## PROMPT
Restate each entry word for word, leaving nothing out.

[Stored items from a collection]
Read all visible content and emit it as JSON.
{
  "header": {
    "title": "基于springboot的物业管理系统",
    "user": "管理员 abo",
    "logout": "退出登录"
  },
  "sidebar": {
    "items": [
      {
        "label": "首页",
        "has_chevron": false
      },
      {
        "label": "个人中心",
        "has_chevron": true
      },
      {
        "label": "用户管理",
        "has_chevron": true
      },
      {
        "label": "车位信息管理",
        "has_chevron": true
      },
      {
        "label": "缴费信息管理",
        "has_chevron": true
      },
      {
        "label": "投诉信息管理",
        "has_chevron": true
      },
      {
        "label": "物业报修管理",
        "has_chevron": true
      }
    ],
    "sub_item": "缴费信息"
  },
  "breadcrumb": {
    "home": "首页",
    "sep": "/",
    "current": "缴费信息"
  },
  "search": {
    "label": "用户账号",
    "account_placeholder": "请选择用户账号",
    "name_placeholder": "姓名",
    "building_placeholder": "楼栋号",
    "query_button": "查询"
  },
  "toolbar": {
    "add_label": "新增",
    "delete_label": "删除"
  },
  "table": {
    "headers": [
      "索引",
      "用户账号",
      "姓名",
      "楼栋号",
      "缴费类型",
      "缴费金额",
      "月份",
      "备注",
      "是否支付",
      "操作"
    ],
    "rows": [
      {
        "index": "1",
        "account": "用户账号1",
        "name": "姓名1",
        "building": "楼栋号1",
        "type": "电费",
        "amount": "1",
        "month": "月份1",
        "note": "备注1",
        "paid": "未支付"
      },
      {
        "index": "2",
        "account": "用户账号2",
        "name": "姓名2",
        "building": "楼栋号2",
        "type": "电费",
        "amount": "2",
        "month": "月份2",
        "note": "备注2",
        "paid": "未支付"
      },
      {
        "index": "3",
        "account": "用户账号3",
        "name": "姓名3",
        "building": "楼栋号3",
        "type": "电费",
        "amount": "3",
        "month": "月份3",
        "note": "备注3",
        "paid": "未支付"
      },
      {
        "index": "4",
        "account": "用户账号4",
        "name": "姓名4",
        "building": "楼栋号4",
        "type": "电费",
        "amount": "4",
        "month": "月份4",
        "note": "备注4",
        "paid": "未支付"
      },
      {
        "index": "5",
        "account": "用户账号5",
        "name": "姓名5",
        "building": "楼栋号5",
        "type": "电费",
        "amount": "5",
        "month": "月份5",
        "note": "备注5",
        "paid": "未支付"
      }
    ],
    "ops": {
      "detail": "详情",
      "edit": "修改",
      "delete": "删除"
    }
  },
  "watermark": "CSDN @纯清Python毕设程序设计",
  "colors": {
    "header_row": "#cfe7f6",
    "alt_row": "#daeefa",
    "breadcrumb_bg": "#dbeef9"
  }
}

## EXERCISE RESPONSE
Read all visible content and emit it as JSON.
{
  "header": {
    "title": "基于springboot的物业管理系统",
    "user": "管理员 abo",
    "logout": "退出登录"
  },
  "sidebar": {
    "items": [
      {
        "label": "首页",
        "has_chevron": false
      },
      {
        "label": "个人中心",
        "has_chevron": true
      },
      {
        "label": "用户管理",
        "has_chevron": true
      },
      {
        "label": "车位信息管理",
        "has_chevron": true
      },
      {
        "label": "缴费信息管理",
        "has_chevron": true
      },
      {
        "label": "投诉信息管理",
        "has_chevron": true
      },
      {
        "label": "物业报修管理",
        "has_chevron": true
      }
    ],
    "sub_item": "缴费信息"
  },
  "breadcrumb": {
    "home": "首页",
    "sep": "/",
    "current": "缴费信息"
  },
  "search": {
    "label": "用户账号",
    "account_placeholder": "请选择用户账号",
    "name_placeholder": "姓名",
    "building_placeholder": "楼栋号",
    "query_button": "查询"
  },
  "toolbar": {
    "add_label": "新增",
    "delete_label": "删除"
  },
  "table": {
    "headers": [
      "索引",
      "用户账号",
      "姓名",
      "楼栋号",
      "缴费类型",
      "缴费金额",
      "月份",
      "备注",
      "是否支付",
      "操作"
    ],
    "rows": [
      {
        "index": "1",
        "account": "用户账号1",
        "name": "姓名1",
        "building": "楼栋号1",
        "type": "电费",
        "amount": "1",
        "month": "月份1",
        "note": "备注1",
        "paid": "未支付"
      },
      {
        "index": "2",
        "account": "用户账号2",
        "name": "姓名2",
        "building": "楼栋号2",
        "type": "电费",
        "amount": "2",
        "month": "月份2",
        "note": "备注2",
        "paid": "未支付"
      },
      {
        "index": "3",
        "account": "用户账号3",
        "name": "姓名3",
        "building": "楼栋号3",
        "type": "电费",
        "amount": "3",
        "month": "月份3",
        "note": "备注3",
        "paid": "未支付"
      },
      {
        "index": "4",
        "account": "用户账号4",
        "name": "姓名4",
        "building": "楼栋号4",
        "type": "电费",
        "amount": "4",
        "month": "月份4",
        "note": "备注4",
        "paid": "未支付"
      },
      {
        "index": "5",
        "account": "用户账号5",
        "name": "姓名5",
        "building": "楼栋号5",
        "type": "电费",
        "amount": "5",
        "month": "月份5",
        "note": "备注5",
        "paid": "未支付"
      }
    ],
    "ops": {
      "detail": "详情",
      "edit": "修改",
      "delete": "删除"
    }
  },
  "watermark": "CSDN @纯清Python毕设程序设计",
  "colors": {
    "header_row": "#cfe7f6",
    "alt_row": "#daeefa",
    "breadcrumb_bg": "#dbeef9"
  }
}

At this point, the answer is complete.